• **Task prompt**
All of the data below must be repeated exactly.

══ Input records

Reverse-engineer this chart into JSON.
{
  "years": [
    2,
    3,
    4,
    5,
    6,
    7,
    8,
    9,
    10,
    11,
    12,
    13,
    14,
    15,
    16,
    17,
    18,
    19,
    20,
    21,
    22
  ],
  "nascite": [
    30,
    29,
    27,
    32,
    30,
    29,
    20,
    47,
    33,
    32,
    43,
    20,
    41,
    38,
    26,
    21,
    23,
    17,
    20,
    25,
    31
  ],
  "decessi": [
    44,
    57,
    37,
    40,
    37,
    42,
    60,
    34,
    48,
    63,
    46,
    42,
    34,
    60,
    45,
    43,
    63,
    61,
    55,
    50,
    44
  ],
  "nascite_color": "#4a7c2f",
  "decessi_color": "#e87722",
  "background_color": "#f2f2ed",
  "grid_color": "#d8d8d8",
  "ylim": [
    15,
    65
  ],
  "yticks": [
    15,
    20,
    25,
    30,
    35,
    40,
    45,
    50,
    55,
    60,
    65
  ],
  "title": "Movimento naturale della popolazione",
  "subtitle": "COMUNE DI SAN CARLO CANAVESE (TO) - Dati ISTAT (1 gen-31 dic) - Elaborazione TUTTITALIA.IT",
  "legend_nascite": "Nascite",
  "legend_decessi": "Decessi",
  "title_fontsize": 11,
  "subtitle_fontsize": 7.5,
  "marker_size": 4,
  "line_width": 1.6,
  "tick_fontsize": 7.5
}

════

• **Correct result**
Reverse-engineer this chart into JSON.
{
  "years": [
    2,
    3,
    4,
    5,
    6,
    7,
    8,
    9,
    10,
    11,
    12,
    13,
    14,
    15,
    16,
    17,
    18,
    19,
    20,
    21,
    22
  ],
  "nascite": [
    30,
    29,
    27,
    32,
    30,
    29,
    20,
    47,
    33,
    32,
    43,
    20,
    41,
    38,
    26,
    21,
    23,
    17,
    20,
    25,
    31
  ],
  "decessi": [
    44,
    57,
    37,
    40,
    37,
    42,
    60,
    34,
    48,
    63,
    46,
    42,
    34,
    60,
    45,
    43,
    63,
    61,
    55,
    50,
    44
  ],
  "nascite_color": "#4a7c2f",
  "decessi_color": "#e87722",
  "background_color": "#f2f2ed",
  "grid_color": "#d8d8d8",
  "ylim": [
    15,
    65
  ],
  "yticks": [
    15,
    20,
    25,
    30,
    35,
    40,
    45,
    50,
    55,
    60,
    65
  ],
  "title": "Movimento naturale della popolazione",
  "subtitle": "COMUNE DI SAN CARLO CANAVESE (TO) - Dati ISTAT (1 gen-31 dic) - Elaborazione TUTTITALIA.IT",
  "legend_nascite": "Nascite",
  "legend_decessi": "Decessi",
  "title_fontsize": 11,
  "subtitle_fontsize": 7.5,
  "marker_size": 4,
  "line_width": 1.6,
  "tick_fontsize": 7.5
}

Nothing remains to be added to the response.